▶ _EXERCISE_
Give the number of lines that include the word "jest", nothing more.

▶ _PROVIDED RECORDS_
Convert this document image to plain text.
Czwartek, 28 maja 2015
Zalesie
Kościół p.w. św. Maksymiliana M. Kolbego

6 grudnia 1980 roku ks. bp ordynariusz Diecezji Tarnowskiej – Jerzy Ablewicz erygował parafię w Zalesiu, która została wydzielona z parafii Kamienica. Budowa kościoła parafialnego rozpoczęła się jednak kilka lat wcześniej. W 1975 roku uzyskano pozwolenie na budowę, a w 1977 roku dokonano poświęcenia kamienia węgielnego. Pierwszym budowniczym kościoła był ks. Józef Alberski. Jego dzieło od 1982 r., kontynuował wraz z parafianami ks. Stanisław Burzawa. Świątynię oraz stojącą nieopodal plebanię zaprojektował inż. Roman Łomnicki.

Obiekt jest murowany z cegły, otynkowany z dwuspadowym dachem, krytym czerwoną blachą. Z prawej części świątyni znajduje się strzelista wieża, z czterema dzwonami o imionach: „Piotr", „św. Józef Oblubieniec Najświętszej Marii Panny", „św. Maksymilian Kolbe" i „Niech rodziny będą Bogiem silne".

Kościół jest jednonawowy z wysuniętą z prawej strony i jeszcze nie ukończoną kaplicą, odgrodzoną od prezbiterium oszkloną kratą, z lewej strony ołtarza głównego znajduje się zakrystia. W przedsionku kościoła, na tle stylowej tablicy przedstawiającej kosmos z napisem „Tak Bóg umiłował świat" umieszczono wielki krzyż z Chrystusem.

▶ _THE SOLUTION_
2